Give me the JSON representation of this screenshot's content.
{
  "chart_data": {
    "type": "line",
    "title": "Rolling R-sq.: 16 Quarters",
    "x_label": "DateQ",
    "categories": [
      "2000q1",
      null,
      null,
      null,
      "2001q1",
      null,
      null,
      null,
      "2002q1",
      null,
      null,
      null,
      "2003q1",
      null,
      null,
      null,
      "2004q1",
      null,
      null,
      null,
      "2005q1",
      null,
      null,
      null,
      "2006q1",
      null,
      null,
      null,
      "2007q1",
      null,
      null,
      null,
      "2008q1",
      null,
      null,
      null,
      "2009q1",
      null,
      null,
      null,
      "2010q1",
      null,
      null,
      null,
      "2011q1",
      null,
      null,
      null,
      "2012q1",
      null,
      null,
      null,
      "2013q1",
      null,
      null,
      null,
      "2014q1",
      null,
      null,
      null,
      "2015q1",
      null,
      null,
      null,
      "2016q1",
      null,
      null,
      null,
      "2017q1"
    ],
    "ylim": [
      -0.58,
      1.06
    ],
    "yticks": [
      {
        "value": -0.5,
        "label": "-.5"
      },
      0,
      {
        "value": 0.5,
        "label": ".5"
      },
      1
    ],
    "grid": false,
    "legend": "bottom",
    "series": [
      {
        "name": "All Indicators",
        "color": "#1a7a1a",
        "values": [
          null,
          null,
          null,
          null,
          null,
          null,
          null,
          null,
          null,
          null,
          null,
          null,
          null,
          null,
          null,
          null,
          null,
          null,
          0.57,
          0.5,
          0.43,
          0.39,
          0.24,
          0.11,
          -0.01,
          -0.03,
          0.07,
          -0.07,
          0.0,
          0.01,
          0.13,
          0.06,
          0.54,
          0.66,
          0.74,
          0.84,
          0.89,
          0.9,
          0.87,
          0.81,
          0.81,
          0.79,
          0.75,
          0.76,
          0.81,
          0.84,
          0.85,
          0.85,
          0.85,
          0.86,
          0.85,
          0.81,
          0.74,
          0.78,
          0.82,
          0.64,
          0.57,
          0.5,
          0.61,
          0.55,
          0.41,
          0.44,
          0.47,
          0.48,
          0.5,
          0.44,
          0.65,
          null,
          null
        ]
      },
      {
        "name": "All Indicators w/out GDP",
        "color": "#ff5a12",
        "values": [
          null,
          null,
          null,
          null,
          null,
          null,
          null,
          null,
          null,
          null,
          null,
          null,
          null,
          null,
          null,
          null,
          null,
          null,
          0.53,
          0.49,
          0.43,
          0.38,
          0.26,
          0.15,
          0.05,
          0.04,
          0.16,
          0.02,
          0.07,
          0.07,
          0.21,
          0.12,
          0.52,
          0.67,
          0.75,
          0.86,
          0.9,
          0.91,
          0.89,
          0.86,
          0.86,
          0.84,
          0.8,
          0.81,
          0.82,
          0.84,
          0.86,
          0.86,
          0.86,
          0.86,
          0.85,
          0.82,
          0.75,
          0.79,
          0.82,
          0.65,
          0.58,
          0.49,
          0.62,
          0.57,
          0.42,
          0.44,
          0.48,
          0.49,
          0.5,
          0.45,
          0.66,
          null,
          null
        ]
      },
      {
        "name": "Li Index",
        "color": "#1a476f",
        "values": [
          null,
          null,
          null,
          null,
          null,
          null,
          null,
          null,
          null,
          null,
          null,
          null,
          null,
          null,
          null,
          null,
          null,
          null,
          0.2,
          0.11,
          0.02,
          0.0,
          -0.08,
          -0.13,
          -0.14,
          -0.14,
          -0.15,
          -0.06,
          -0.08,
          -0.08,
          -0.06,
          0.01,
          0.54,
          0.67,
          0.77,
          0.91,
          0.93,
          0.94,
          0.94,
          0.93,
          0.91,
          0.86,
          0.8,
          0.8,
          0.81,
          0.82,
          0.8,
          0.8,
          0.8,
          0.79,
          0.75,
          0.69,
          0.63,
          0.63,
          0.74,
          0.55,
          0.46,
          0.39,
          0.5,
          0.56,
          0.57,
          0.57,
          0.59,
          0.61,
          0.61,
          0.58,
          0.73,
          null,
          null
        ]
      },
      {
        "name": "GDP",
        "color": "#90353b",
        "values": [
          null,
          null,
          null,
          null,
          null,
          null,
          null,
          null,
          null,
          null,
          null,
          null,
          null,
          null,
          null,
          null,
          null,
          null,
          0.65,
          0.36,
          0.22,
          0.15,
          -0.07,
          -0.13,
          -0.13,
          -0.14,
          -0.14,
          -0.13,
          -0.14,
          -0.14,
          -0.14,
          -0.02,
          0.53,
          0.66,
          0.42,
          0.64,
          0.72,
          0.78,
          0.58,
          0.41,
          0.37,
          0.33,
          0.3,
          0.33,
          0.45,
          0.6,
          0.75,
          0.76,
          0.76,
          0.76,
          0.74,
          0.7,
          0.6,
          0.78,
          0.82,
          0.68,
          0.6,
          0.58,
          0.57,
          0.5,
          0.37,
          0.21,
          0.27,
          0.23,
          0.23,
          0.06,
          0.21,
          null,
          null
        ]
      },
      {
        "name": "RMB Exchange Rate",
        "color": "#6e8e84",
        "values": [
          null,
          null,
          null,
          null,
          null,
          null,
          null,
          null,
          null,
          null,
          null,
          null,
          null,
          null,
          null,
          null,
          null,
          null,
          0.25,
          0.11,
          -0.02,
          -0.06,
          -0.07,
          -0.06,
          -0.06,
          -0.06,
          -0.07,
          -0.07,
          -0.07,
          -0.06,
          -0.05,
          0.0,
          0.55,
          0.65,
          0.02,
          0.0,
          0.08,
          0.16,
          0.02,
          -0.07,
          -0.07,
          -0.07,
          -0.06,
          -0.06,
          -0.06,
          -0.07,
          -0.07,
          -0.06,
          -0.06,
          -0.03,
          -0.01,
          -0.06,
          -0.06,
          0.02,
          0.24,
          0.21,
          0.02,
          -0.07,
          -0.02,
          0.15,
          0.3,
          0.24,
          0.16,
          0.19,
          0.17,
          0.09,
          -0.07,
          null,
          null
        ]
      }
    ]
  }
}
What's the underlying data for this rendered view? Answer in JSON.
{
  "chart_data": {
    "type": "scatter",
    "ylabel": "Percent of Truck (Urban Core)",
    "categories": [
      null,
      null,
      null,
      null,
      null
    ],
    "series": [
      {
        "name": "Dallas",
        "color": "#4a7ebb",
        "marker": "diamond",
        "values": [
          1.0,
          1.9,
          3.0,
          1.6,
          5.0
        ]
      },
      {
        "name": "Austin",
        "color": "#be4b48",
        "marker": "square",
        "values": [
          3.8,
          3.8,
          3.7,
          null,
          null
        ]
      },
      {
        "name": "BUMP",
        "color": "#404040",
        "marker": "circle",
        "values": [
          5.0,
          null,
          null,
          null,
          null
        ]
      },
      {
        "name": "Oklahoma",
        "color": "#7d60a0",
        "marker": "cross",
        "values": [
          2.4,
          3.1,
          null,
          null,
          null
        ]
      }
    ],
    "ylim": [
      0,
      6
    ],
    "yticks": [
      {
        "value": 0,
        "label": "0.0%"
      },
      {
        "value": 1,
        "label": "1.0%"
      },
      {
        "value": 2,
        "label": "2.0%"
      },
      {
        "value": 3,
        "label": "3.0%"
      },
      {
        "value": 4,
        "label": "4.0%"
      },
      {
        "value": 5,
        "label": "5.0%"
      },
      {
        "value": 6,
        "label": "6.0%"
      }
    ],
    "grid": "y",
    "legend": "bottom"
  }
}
==*==
Given task -
For the listing above, give the number of lines in which the string "name" occurs, and nothing else.

Response -
9